◆ REQUIREMENT:
The records that follow should be retyped word for word.

◆ SUPPLIED MATERIAL:
◇ ◇ ◇

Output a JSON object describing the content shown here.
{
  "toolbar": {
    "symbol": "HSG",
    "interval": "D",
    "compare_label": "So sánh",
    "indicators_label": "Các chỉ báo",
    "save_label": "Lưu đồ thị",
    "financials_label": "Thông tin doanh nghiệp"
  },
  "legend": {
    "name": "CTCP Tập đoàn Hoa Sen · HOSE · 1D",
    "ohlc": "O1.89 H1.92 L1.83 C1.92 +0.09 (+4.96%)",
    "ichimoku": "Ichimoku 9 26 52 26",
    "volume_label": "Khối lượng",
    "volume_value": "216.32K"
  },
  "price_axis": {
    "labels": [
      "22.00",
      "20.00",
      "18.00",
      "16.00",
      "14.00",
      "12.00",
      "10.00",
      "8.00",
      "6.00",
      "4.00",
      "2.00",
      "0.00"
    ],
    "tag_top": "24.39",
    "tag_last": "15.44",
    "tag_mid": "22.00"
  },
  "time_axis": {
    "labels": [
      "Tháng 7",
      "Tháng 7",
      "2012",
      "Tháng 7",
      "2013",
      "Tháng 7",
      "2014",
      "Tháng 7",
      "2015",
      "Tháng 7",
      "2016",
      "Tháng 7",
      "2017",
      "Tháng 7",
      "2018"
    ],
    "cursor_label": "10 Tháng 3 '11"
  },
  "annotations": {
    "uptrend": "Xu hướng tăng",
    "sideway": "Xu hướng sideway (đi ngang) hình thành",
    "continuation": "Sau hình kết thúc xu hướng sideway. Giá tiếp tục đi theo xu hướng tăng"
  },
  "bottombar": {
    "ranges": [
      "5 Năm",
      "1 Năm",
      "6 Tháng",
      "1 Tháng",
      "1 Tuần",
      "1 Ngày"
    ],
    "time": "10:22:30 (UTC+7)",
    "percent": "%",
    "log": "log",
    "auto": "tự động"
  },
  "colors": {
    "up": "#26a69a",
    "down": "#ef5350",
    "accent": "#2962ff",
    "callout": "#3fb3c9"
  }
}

◇ ◇ ◇

◆ OUTPUT BELOW:
Output a JSON object describing the content shown here.
{
  "toolbar": {
    "symbol": "HSG",
    "interval": "D",
    "compare_label": "So sánh",
    "indicators_label": "Các chỉ báo",
    "save_label": "Lưu đồ thị",
    "financials_label": "Thông tin doanh nghiệp"
  },
  "legend": {
    "name": "CTCP Tập đoàn Hoa Sen · HOSE · 1D",
    "ohlc": "O1.89 H1.92 L1.83 C1.92 +0.09 (+4.96%)",
    "ichimoku": "Ichimoku 9 26 52 26",
    "volume_label": "Khối lượng",
    "volume_value": "216.32K"
  },
  "price_axis": {
    "labels": [
      "22.00",
      "20.00",
      "18.00",
      "16.00",
      "14.00",
      "12.00",
      "10.00",
      "8.00",
      "6.00",
      "4.00",
      "2.00",
      "0.00"
    ],
    "tag_top": "24.39",
    "tag_last": "15.44",
    "tag_mid": "22.00"
  },
  "time_axis": {
    "labels": [
      "Tháng 7",
      "Tháng 7",
      "2012",
      "Tháng 7",
      "2013",
      "Tháng 7",
      "2014",
      "Tháng 7",
      "2015",
      "Tháng 7",
      "2016",
      "Tháng 7",
      "2017",
      "Tháng 7",
      "2018"
    ],
    "cursor_label": "10 Tháng 3 '11"
  },
  "annotations": {
    "uptrend": "Xu hướng tăng",
    "sideway": "Xu hướng sideway (đi ngang) hình thành",
    "continuation": "Sau hình kết thúc xu hướng sideway. Giá tiếp tục đi theo xu hướng tăng"
  },
  "bottombar": {
    "ranges": [
      "5 Năm",
      "1 Năm",
      "6 Tháng",
      "1 Tháng",
      "1 Tuần",
      "1 Ngày"
    ],
    "time": "10:22:30 (UTC+7)",
    "percent": "%",
    "log": "log",
    "auto": "tự động"
  },
  "colors": {
    "up": "#26a69a",
    "down": "#ef5350",
    "accent": "#2962ff",
    "callout": "#3fb3c9"
  }
}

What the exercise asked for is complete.